**Problem statement**
Filter the data below for the string "name" and copy each matching line.

□ □ □ □

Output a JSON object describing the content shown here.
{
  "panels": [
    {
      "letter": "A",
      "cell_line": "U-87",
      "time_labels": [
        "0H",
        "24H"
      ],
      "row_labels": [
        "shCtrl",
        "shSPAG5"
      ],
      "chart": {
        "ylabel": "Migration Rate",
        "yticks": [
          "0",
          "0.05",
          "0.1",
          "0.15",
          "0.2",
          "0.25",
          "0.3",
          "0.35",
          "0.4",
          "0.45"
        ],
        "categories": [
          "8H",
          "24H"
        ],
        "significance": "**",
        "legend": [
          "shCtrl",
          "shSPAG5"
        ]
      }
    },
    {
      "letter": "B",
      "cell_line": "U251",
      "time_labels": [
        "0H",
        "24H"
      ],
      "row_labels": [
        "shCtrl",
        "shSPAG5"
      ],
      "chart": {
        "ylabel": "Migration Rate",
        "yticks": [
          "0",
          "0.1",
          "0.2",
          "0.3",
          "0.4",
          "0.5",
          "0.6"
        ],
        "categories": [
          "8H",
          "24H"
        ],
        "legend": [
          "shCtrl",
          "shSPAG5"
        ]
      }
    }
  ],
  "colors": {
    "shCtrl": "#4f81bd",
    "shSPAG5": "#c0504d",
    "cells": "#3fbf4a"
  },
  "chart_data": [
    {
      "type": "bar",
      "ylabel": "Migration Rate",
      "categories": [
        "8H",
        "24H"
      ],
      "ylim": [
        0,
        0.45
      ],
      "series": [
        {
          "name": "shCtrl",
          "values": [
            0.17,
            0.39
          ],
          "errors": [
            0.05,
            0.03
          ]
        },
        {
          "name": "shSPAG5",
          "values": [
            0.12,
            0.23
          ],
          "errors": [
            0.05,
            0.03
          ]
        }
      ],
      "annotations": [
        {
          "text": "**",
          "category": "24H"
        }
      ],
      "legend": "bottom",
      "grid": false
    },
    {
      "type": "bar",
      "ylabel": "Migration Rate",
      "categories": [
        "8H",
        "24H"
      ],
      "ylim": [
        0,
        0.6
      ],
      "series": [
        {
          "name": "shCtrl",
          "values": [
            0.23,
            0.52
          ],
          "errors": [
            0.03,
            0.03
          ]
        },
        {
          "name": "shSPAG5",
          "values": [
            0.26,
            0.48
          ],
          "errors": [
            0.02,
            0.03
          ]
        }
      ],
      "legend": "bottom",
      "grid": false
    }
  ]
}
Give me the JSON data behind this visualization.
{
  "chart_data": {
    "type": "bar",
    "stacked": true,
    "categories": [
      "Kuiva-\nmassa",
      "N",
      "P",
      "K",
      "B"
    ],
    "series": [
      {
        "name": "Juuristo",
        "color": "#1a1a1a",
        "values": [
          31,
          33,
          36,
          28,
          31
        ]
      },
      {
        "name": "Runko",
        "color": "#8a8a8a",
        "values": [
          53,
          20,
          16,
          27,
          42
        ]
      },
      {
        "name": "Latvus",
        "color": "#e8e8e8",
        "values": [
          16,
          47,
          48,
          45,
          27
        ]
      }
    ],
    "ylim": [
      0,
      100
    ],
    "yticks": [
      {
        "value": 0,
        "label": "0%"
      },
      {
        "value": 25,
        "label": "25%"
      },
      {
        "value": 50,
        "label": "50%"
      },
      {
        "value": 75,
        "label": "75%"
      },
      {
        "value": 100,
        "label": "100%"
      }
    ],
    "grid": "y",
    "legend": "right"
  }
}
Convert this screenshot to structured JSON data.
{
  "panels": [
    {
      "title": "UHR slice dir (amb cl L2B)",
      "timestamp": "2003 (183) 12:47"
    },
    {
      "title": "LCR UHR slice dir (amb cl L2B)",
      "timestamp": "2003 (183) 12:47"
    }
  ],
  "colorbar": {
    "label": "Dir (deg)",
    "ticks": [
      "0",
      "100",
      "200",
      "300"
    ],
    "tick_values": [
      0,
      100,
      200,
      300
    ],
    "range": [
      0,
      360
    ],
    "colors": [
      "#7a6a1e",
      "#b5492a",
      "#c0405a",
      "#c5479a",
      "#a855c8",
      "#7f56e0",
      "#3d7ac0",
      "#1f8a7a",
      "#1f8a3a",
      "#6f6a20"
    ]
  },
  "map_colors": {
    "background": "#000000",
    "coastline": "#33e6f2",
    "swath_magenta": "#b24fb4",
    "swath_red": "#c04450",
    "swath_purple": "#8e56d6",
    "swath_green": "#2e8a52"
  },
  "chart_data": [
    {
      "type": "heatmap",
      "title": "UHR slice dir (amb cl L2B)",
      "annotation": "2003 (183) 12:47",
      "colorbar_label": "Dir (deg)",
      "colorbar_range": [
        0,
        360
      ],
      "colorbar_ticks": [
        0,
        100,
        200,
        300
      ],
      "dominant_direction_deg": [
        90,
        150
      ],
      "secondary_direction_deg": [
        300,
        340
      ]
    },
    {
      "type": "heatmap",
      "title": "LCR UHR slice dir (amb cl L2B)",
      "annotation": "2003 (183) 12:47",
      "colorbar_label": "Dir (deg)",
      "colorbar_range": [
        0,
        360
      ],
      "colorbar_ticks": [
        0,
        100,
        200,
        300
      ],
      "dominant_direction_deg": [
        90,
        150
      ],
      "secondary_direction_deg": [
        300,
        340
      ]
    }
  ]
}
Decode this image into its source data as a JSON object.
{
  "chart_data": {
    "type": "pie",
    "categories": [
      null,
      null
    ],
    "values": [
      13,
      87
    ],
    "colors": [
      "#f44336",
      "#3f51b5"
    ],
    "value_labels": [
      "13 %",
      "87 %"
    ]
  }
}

□ □ □ □

**Task solution**
          "name": "shCtrl",
          "name": "shSPAG5",
          "name": "shCtrl",
          "name": "shSPAG5",
        "name": "Juuristo",
        "name": "Runko",
        "name": "Latvus",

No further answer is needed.